Texto de lectura -
----

Es considerada una de las “mejores escritoras” de Irlanda y dio voz a las mujeres silenciadas en época del conflicto
“En este país tenemos unas ideas muy estrafalarias con respecto a la educación: en lugar de verla como una manera de amueblar nuestras cabezas para que podamos utilizar hasta el último rincón, la convertimos en una escalerilla con la que saltar la tapia, donde nos tambaleamos con cada ráfaga de viento gélido”, escribió Mary Beckett en su relato ‘El maestro y las bombas’, en el que la protagonista es la mujer de un profesor que es acusado de terrorismo. Unas palabras que son descriptivas de lo que es la narración de la que ha sido aclamada como una de las mejores escritoras de Irlanda por parte de los críticos literarios de su país, por su manera de retratar a las mujeres de su tiempo, en especial de su Belfast natal, donde aparece también el conflicto norirlandés.
En el año del centenario de su nacimiento, Mary Beckett se ha traducido por primera vez al español con la publicación de la recopilación de ‘Una mujer de Belfast’ en la que se recogen sus primeros relatos, por parte de la editorial Errata Naturae.
Su prometedora carrera se frenó en la década de 1950
Mary Beckett nació en Belfast el 28 de enero de 1926 en el seno de un matrimonio de maestros y en un distrito obrero, predominantemente católico y republicano, al norte de la ciudad. Se graduó en educación, un sector al que dedicaría también gran parte de su vida, comenzando precisamente a ejercer como profesora cerca de donde creció.

----

[Entradas del conjunto de datos]

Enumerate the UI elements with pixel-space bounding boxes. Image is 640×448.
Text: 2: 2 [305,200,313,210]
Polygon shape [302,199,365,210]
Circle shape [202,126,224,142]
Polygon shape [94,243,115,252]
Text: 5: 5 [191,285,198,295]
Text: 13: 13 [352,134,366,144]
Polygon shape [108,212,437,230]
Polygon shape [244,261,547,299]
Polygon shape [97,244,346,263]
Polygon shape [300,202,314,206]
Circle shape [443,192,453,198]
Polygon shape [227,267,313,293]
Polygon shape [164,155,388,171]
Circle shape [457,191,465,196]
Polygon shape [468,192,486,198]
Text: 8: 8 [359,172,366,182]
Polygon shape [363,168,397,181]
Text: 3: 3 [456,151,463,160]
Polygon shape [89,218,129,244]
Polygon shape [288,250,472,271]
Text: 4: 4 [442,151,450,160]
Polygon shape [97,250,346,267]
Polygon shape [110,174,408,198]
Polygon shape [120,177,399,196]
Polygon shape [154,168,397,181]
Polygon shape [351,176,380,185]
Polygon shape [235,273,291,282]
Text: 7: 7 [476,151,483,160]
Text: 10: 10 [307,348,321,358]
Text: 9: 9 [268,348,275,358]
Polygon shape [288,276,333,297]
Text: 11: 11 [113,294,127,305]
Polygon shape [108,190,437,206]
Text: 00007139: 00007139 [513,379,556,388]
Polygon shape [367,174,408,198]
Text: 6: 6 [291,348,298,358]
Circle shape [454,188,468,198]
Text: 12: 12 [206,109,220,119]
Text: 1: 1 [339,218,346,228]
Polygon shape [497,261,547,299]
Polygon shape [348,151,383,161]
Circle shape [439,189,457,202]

----

Tareas obligatorias -
(1) Traduce al inglés esta oración del texto sobre Mary Beckett: "Se graduó en educación, un sector al que dedicaría también gran parte de su vida, comenzando precisamente a ejercer como profesora cerca de donde creció."
(2) Duplica el fragmento del texto sobre Mary Beckett que empieza en "En el año del" y termina en "de donde creció.".
Las filas son un material independiente del texto.

Respuestas por número -
(1) She graduated in education, a field to which she would also devote a large part of her life, beginning, in fact, to work as a teacher near where she grew up.

(2)
En el año del centenario de su nacimiento, Mary Beckett se ha traducido por primera vez al español con la publicación de la recopilación de ‘Una mujer de Belfast’ en la que se recogen sus primeros relatos, por parte de la editorial Errata Naturae.
Su prometedora carrera se frenó en la década de 1950
Mary Beckett nació en Belfast el 28 de enero de 1926 en el seno de un matrimonio de maestros y en un distrito obrero, predominantemente católico y republicano, al norte de la ciudad. Se graduó en educación, un sector al que dedicaría también gran parte de su vida, comenzando precisamente a ejercer como profesora cerca de donde creció.